■ AIM OF THE TASK
Set down every entry again word for word, please, but skip the pictures.

(Some records)
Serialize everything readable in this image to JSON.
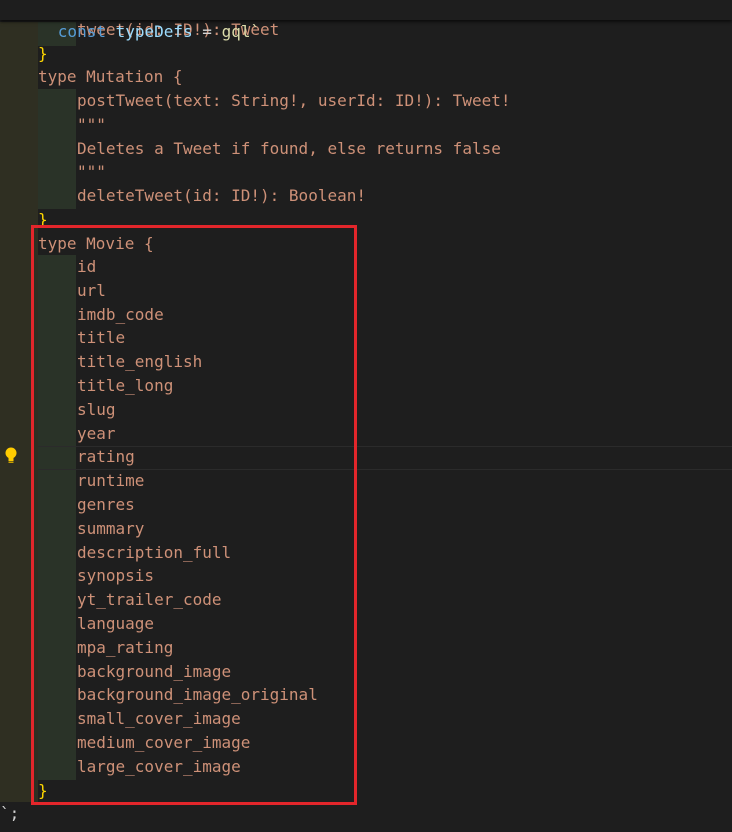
{
  "sticky": {
    "decl_kw": "const",
    "decl_name": "typeDefs",
    "op": " = ",
    "tag": "gql`"
  },
  "lines": {
    "tweet_query": "tweet(id: ID!): Tweet",
    "close1": "}",
    "mutation_kw": "type",
    "mutation_name": " Mutation {",
    "post_tweet": "postTweet(text: String!, userId: ID!): Tweet!",
    "doc_open": "\"\"\"",
    "doc_text": "Deletes a Tweet if found, else returns false",
    "doc_close": "\"\"\"",
    "delete_tweet": "deleteTweet(id: ID!): Boolean!",
    "close2": "}",
    "movie_kw": "type",
    "movie_name": " Movie {",
    "close3": "}",
    "end": "`;"
  },
  "movie_fields": [
    "id",
    "url",
    "imdb_code",
    "title",
    "title_english",
    "title_long",
    "slug",
    "year",
    "rating",
    "runtime",
    "genres",
    "summary",
    "description_full",
    "synopsis",
    "yt_trailer_code",
    "language",
    "mpa_rating",
    "background_image",
    "background_image_original",
    "small_cover_image",
    "medium_cover_image",
    "large_cover_image"
  ],
  "colors": {
    "highlight_border": "#e3262b",
    "keyword": "#569cd6",
    "string": "#ce9178"
  },
  "icons": {
    "gutter": "lightbulb-icon"
  }
}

■ COMPLETE ANSWER
Serialize everything readable in this image to JSON.
{
  "sticky": {
    "decl_kw": "const",
    "decl_name": "typeDefs",
    "op": " = ",
    "tag": "gql`"
  },
  "lines": {
    "tweet_query": "tweet(id: ID!): Tweet",
    "close1": "}",
    "mutation_kw": "type",
    "mutation_name": " Mutation {",
    "post_tweet": "postTweet(text: String!, userId: ID!): Tweet!",
    "doc_open": "\"\"\"",
    "doc_text": "Deletes a Tweet if found, else returns false",
    "doc_close": "\"\"\"",
    "delete_tweet": "deleteTweet(id: ID!): Boolean!",
    "close2": "}",
    "movie_kw": "type",
    "movie_name": " Movie {",
    "close3": "}",
    "end": "`;"
  },
  "movie_fields": [
    "id",
    "url",
    "imdb_code",
    "title",
    "title_english",
    "title_long",
    "slug",
    "year",
    "rating",
    "runtime",
    "genres",
    "summary",
    "description_full",
    "synopsis",
    "yt_trailer_code",
    "language",
    "mpa_rating",
    "background_image",
    "background_image_original",
    "small_cover_image",
    "medium_cover_image",
    "large_cover_image"
  ],
  "colors": {
    "highlight_border": "#e3262b",
    "keyword": "#569cd6",
    "string": "#ce9178"
  },
  "icons": {
    "gutter": "lightbulb-icon"
  }
}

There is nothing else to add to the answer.